→ Written instruction:
In this exercise, reproduce all the entries that follow exactly.

● ● ● ● ●

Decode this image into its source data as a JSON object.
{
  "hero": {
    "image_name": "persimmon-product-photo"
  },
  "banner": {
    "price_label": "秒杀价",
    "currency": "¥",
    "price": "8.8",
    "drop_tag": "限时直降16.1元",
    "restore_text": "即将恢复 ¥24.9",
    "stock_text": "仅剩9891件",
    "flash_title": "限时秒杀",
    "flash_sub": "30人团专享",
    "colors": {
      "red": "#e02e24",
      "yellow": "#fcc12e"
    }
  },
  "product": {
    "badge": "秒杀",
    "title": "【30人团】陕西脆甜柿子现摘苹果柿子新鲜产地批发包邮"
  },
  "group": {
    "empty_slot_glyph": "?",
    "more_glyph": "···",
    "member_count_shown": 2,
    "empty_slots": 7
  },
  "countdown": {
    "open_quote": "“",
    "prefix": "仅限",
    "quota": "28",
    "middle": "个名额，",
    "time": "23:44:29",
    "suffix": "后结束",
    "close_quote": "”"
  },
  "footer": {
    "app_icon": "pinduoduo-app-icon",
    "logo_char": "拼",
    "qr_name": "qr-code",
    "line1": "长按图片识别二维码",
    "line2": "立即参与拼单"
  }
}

● ● ● ● ●

→ Result of this task:
Decode this image into its source data as a JSON object.
{
  "hero": {
    "image_name": "persimmon-product-photo"
  },
  "banner": {
    "price_label": "秒杀价",
    "currency": "¥",
    "price": "8.8",
    "drop_tag": "限时直降16.1元",
    "restore_text": "即将恢复 ¥24.9",
    "stock_text": "仅剩9891件",
    "flash_title": "限时秒杀",
    "flash_sub": "30人团专享",
    "colors": {
      "red": "#e02e24",
      "yellow": "#fcc12e"
    }
  },
  "product": {
    "badge": "秒杀",
    "title": "【30人团】陕西脆甜柿子现摘苹果柿子新鲜产地批发包邮"
  },
  "group": {
    "empty_slot_glyph": "?",
    "more_glyph": "···",
    "member_count_shown": 2,
    "empty_slots": 7
  },
  "countdown": {
    "open_quote": "“",
    "prefix": "仅限",
    "quota": "28",
    "middle": "个名额，",
    "time": "23:44:29",
    "suffix": "后结束",
    "close_quote": "”"
  },
  "footer": {
    "app_icon": "pinduoduo-app-icon",
    "logo_char": "拼",
    "qr_name": "qr-code",
    "line1": "长按图片识别二维码",
    "line2": "立即参与拼单"
  }
}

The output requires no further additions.